## Exercise description
Repeat each entry as written, dropping any picture you find.

Figure collection entries:
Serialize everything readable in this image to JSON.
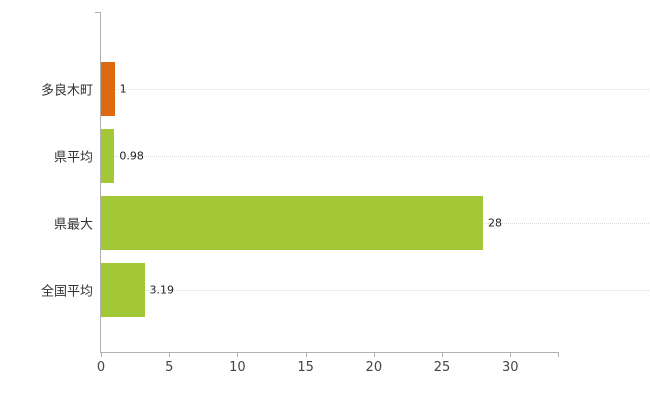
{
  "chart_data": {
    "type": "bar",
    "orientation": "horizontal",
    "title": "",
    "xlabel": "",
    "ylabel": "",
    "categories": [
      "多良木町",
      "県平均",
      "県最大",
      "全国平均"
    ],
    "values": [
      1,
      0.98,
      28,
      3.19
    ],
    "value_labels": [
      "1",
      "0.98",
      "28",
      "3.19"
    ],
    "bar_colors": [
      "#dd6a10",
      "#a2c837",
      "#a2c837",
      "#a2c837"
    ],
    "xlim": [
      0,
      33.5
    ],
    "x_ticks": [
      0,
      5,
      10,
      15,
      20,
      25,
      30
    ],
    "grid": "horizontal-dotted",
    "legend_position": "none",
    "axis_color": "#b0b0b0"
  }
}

## The completed task
Serialize everything readable in this image to JSON.
{
  "chart_data": {
    "type": "bar",
    "orientation": "horizontal",
    "title": "",
    "xlabel": "",
    "ylabel": "",
    "categories": [
      "多良木町",
      "県平均",
      "県最大",
      "全国平均"
    ],
    "values": [
      1,
      0.98,
      28,
      3.19
    ],
    "value_labels": [
      "1",
      "0.98",
      "28",
      "3.19"
    ],
    "bar_colors": [
      "#dd6a10",
      "#a2c837",
      "#a2c837",
      "#a2c837"
    ],
    "xlim": [
      0,
      33.5
    ],
    "x_ticks": [
      0,
      5,
      10,
      15,
      20,
      25,
      30
    ],
    "grid": "horizontal-dotted",
    "legend_position": "none",
    "axis_color": "#b0b0b0"
  }
}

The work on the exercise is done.